Written task ▸ In the records below, pick out all lines containing the word "holda".

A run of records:
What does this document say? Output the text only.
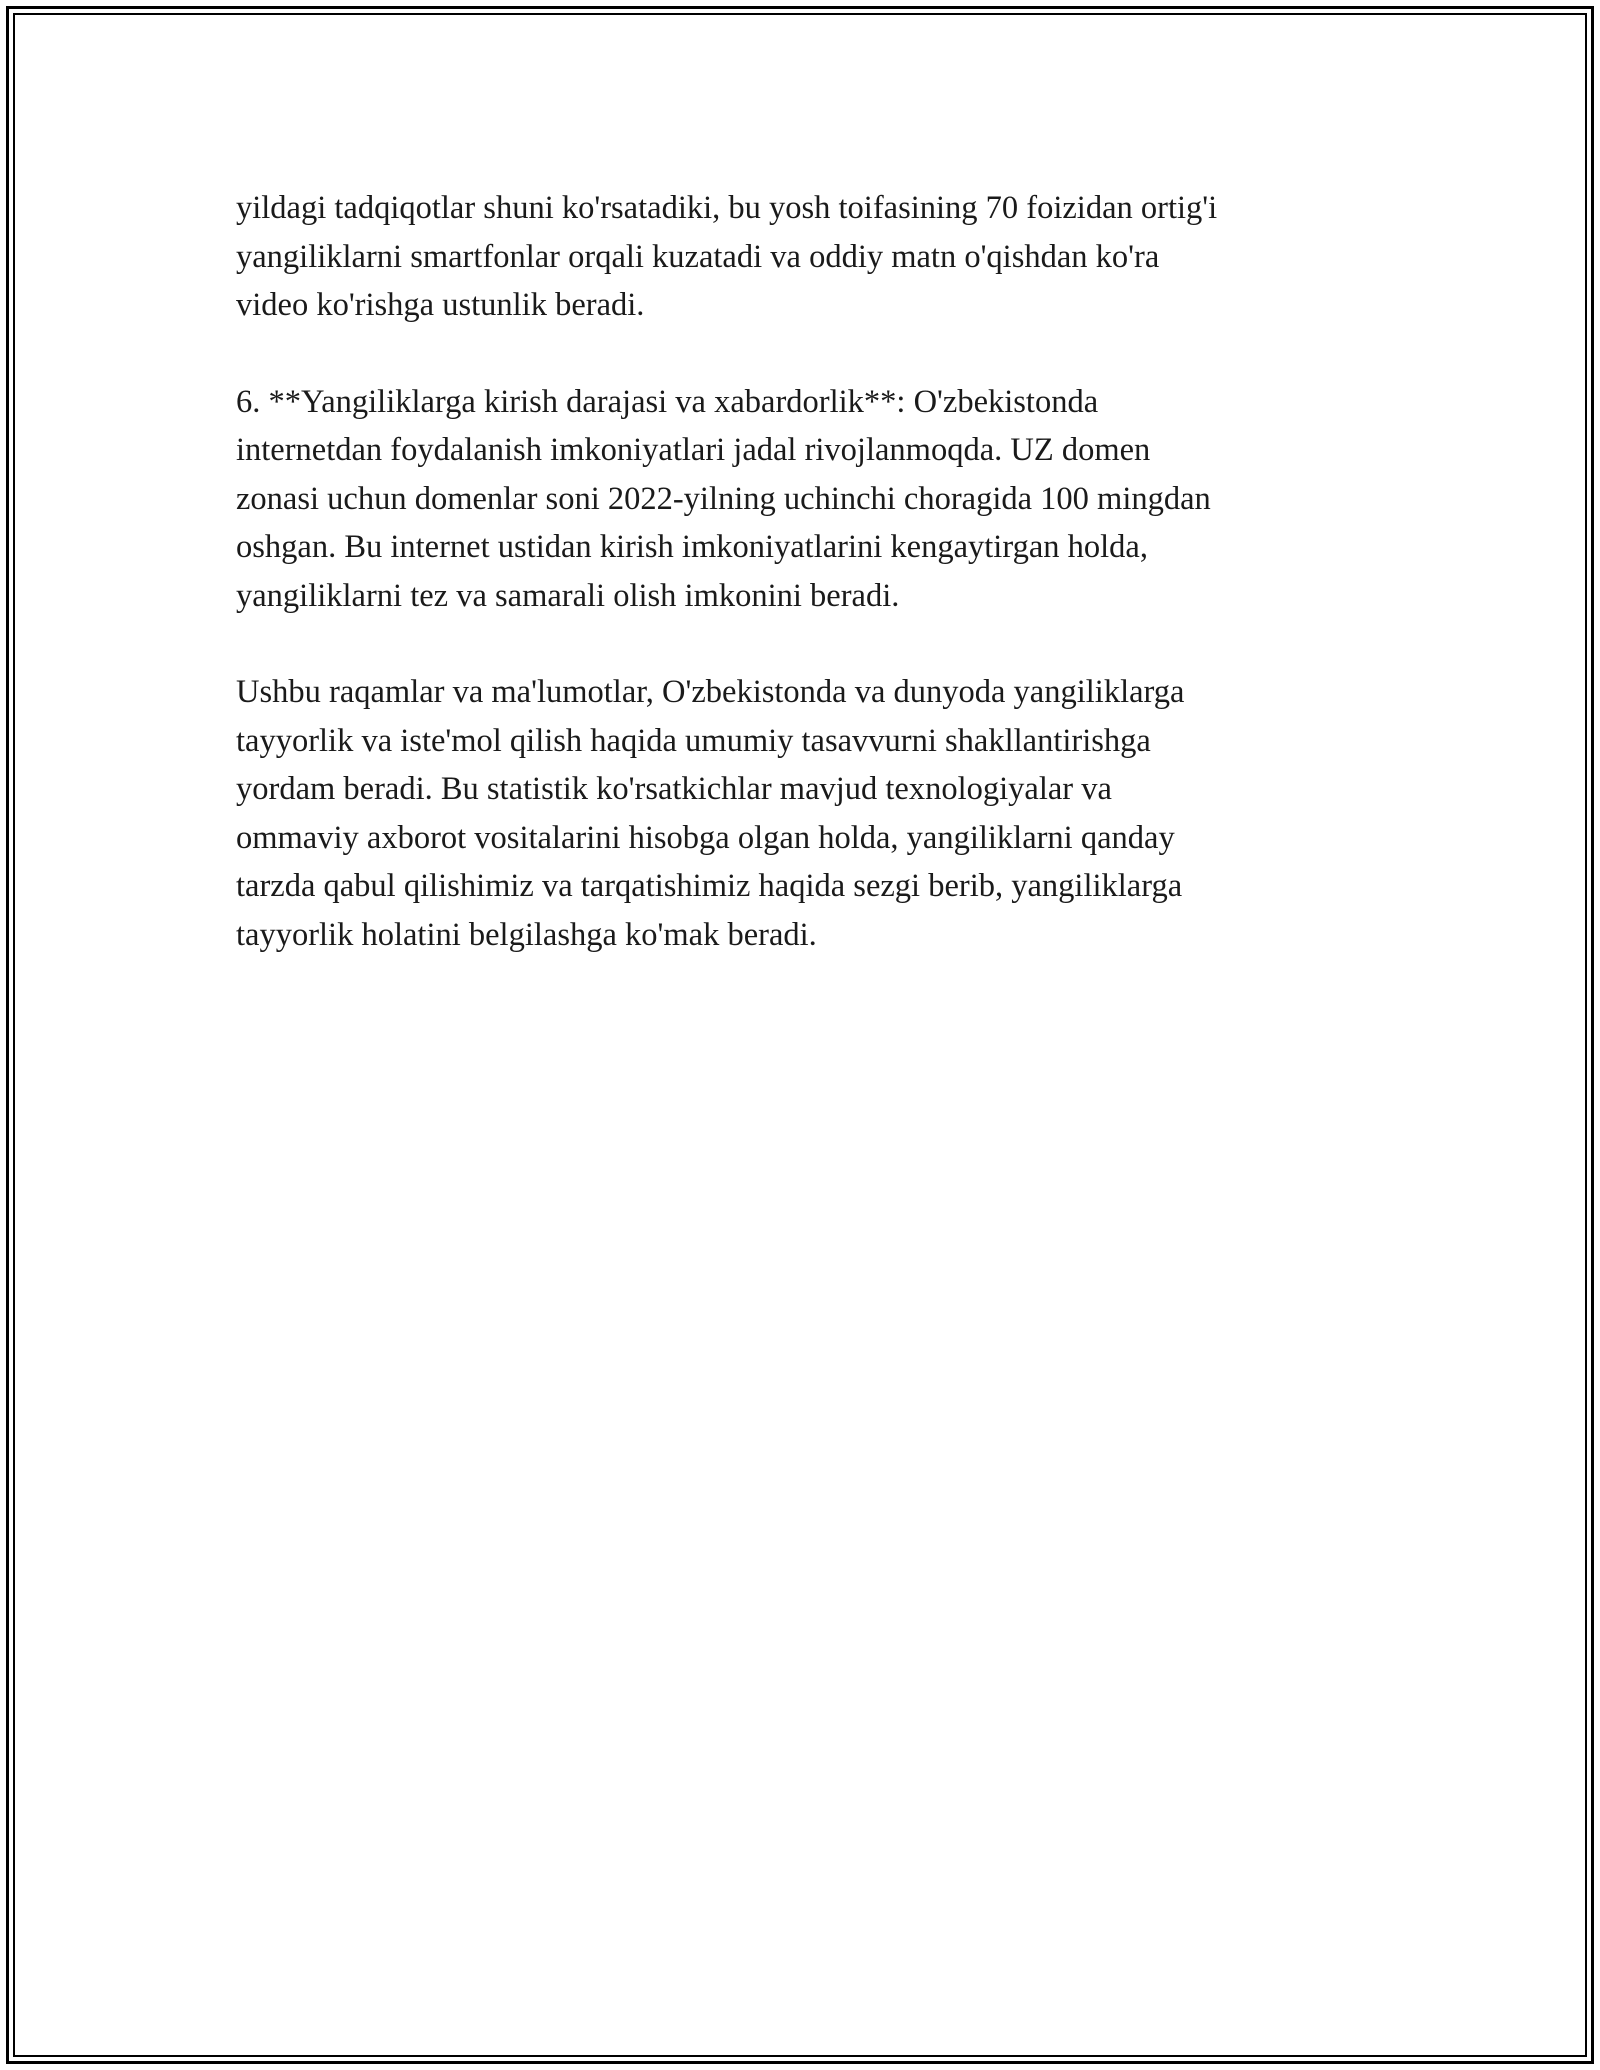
yildagi tadqiqotlar shuni ko'rsatadiki, bu yosh toifasining 70 foizidan ortig'i
yangiliklarni smartfonlar orqali kuzatadi va oddiy matn o'qishdan ko'ra
video ko'rishga ustunlik beradi.

6. **Yangiliklarga kirish darajasi va xabardorlik**: O'zbekistonda
internetdan foydalanish imkoniyatlari jadal rivojlanmoqda. UZ domen
zonasi uchun domenlar soni 2022-yilning uchinchi choragida 100 mingdan
oshgan. Bu internet ustidan kirish imkoniyatlarini kengaytirgan holda,
yangiliklarni tez va samarali olish imkonini beradi.

Ushbu raqamlar va ma'lumotlar, O'zbekistonda va dunyoda yangiliklarga
tayyorlik va iste'mol qilish haqida umumiy tasavvurni shakllantirishga
yordam beradi. Bu statistik ko'rsatkichlar mavjud texnologiyalar va
ommaviy axborot vositalarini hisobga olgan holda, yangiliklarni qanday
tarzda qabul qilishimiz va tarqatishimiz haqida sezgi berib, yangiliklarga
tayyorlik holatini belgilashga ko'mak beradi.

Full solution ▸
oshgan. Bu internet ustidan kirish imkoniyatlarini kengaytirgan holda,
ommaviy axborot vositalarini hisobga olgan holda, yangiliklarni qanday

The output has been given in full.